▶ _TASK OBJECTIVE_: Take every line where the string "number" appears and copy it.

▶ _MATERIAL PROVIDED_:
====

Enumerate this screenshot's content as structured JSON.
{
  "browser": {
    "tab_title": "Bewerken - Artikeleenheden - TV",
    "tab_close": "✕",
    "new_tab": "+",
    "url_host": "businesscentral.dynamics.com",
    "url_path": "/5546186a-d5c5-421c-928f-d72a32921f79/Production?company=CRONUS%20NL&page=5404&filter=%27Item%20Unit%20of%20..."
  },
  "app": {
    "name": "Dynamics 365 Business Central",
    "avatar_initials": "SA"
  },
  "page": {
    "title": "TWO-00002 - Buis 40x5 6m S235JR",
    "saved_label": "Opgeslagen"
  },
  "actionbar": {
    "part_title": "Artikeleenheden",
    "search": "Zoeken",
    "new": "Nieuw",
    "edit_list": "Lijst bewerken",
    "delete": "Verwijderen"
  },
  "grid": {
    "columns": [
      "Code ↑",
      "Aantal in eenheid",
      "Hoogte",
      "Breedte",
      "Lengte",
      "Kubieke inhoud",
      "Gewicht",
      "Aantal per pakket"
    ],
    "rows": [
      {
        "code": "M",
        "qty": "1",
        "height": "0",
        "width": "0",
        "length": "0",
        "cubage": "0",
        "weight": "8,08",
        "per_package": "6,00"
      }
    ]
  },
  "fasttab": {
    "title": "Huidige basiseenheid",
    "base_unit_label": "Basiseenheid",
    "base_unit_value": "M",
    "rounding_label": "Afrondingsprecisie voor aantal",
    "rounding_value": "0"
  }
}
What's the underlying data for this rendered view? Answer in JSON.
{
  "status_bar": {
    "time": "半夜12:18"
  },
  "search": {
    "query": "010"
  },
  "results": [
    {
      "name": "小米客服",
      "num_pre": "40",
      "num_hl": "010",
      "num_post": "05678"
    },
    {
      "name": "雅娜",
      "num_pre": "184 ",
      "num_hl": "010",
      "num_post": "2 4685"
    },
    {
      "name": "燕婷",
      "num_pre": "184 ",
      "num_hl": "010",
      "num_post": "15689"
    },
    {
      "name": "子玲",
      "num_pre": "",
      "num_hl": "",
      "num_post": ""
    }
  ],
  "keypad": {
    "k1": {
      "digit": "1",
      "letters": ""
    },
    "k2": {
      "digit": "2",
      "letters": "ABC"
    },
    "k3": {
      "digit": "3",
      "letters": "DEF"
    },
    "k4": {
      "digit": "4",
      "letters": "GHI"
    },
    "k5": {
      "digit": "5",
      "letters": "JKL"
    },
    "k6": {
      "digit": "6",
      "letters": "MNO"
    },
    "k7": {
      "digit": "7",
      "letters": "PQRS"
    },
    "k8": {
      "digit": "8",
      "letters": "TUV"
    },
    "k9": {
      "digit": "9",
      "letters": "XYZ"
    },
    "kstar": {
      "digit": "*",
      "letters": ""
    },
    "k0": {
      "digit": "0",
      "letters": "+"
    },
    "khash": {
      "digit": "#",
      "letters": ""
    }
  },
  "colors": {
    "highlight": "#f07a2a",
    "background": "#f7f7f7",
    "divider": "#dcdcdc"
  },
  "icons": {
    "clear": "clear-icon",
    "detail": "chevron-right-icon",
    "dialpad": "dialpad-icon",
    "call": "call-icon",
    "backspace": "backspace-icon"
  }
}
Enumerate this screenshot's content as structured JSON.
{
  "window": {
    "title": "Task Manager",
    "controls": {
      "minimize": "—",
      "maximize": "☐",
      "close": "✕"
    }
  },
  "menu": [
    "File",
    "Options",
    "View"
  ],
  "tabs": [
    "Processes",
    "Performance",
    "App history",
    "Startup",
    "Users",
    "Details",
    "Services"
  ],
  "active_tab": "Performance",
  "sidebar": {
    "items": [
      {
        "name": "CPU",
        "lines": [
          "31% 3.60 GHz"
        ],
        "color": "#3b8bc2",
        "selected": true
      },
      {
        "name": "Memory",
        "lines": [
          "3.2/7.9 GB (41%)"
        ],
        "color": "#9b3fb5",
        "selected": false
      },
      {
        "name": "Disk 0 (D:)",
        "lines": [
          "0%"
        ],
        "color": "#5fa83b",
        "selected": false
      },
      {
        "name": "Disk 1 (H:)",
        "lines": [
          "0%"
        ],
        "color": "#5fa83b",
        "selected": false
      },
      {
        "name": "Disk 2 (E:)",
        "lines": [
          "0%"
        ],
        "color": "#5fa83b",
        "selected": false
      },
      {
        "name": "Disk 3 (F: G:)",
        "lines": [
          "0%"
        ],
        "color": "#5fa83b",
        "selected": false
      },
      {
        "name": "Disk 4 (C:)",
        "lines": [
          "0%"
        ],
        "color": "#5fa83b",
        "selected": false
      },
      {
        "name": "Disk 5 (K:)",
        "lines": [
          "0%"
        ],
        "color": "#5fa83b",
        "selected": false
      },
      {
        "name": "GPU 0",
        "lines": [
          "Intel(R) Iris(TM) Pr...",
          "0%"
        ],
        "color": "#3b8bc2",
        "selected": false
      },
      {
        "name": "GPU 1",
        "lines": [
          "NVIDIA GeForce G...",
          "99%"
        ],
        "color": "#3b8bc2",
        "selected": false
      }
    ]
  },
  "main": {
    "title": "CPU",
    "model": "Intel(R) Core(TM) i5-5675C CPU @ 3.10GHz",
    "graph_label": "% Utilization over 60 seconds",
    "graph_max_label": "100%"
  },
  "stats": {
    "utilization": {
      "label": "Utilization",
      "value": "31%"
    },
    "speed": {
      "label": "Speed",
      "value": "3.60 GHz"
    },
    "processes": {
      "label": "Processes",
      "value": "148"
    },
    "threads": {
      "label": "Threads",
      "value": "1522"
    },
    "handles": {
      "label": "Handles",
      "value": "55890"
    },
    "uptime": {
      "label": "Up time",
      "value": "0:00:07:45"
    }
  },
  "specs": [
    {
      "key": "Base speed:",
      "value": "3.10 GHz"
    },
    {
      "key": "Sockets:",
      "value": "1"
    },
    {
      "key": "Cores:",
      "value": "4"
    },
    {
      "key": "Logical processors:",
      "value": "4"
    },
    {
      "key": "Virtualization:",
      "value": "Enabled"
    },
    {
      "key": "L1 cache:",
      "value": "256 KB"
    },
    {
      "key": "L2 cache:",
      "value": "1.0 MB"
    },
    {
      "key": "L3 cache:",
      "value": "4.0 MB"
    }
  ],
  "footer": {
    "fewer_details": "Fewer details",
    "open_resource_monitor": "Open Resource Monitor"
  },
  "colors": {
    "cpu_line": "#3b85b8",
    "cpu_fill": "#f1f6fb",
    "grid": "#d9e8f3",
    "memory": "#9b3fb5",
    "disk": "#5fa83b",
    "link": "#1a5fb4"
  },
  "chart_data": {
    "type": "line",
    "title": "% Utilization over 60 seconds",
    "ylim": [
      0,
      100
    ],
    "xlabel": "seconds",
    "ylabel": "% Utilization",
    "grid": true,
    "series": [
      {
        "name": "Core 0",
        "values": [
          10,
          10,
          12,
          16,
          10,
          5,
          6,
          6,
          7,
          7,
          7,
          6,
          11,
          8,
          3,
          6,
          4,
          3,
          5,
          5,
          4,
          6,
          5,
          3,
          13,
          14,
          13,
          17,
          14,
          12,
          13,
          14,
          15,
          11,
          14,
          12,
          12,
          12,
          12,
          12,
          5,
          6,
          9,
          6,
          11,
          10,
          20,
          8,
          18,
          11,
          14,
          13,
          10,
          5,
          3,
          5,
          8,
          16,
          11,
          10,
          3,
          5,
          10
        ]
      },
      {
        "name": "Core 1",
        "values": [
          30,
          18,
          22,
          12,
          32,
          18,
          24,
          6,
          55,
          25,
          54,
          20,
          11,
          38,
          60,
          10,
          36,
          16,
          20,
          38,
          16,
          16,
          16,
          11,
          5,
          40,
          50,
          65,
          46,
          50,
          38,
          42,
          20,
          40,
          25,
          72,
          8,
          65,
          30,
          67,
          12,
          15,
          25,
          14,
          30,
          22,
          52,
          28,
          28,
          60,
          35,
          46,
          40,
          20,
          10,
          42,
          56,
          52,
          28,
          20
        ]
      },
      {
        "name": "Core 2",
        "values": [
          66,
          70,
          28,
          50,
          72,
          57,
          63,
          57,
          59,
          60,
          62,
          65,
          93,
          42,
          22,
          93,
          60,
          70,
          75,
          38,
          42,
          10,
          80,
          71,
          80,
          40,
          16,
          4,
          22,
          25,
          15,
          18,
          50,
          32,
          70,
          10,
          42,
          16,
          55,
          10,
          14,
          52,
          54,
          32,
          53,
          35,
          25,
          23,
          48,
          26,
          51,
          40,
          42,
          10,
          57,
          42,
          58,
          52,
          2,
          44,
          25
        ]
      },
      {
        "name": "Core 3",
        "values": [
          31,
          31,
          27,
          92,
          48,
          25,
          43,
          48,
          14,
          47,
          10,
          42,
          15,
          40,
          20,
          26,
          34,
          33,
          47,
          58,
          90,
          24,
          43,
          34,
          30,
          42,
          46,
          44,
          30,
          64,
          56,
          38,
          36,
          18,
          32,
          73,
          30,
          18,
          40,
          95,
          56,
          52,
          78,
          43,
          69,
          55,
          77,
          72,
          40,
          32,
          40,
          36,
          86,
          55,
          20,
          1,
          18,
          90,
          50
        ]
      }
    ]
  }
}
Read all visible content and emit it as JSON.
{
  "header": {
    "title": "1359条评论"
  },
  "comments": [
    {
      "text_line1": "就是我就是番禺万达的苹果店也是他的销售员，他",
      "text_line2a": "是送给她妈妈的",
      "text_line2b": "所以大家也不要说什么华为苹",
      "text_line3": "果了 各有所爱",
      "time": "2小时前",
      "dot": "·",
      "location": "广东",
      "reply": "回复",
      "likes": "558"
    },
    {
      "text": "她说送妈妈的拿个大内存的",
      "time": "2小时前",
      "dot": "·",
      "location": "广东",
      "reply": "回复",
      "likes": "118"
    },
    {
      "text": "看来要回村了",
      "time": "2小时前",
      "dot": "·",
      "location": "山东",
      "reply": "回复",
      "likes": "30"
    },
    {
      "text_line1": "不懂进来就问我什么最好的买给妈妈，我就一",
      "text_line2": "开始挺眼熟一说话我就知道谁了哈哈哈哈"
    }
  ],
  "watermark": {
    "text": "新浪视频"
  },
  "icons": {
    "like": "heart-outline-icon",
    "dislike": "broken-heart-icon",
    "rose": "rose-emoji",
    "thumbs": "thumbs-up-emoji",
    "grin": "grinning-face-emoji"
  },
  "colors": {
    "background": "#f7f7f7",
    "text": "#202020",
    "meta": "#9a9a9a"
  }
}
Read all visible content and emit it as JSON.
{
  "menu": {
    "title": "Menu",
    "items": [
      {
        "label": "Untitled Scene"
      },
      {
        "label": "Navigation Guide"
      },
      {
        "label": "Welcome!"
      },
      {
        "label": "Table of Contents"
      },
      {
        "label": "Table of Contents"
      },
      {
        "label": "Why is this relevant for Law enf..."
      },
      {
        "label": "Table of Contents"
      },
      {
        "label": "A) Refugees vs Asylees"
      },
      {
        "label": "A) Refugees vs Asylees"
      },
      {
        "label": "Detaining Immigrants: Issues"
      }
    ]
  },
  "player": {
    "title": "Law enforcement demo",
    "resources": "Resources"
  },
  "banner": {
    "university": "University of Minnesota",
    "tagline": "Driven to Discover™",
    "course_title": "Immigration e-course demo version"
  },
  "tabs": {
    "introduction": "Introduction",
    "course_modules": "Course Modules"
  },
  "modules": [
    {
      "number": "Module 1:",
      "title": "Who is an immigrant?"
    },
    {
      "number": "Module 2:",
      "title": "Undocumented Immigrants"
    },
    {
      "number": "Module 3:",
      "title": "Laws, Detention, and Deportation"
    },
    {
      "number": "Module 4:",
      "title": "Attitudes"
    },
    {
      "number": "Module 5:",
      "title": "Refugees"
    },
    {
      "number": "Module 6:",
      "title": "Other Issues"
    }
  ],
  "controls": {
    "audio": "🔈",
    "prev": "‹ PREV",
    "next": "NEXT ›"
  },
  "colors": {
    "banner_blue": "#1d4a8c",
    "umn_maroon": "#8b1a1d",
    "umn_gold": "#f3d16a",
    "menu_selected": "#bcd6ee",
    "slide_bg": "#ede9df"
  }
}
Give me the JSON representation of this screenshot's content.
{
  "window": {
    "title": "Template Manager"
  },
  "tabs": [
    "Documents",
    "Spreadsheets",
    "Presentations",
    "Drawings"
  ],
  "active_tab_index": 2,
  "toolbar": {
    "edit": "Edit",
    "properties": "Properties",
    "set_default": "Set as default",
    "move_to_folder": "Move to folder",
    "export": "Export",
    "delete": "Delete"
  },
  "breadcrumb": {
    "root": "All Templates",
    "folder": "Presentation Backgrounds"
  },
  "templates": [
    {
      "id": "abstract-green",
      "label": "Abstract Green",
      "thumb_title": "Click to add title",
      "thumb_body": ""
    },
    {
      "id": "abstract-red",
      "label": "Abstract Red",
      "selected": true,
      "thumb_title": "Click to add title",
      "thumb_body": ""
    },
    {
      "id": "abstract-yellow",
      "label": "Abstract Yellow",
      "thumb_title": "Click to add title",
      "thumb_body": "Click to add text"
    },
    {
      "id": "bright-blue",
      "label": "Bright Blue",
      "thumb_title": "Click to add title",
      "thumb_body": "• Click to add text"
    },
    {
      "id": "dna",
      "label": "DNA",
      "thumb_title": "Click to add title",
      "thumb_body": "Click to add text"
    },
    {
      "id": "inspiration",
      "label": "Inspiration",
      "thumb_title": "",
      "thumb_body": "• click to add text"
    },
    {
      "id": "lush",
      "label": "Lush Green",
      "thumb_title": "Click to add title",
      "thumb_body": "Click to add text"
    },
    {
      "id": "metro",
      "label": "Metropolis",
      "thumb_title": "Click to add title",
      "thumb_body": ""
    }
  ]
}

====

▶ _WORKED ANSWER_:
      "number": "Module 1:",
      "number": "Module 2:",
      "number": "Module 3:",
      "number": "Module 4:",
      "number": "Module 5:",
      "number": "Module 6:",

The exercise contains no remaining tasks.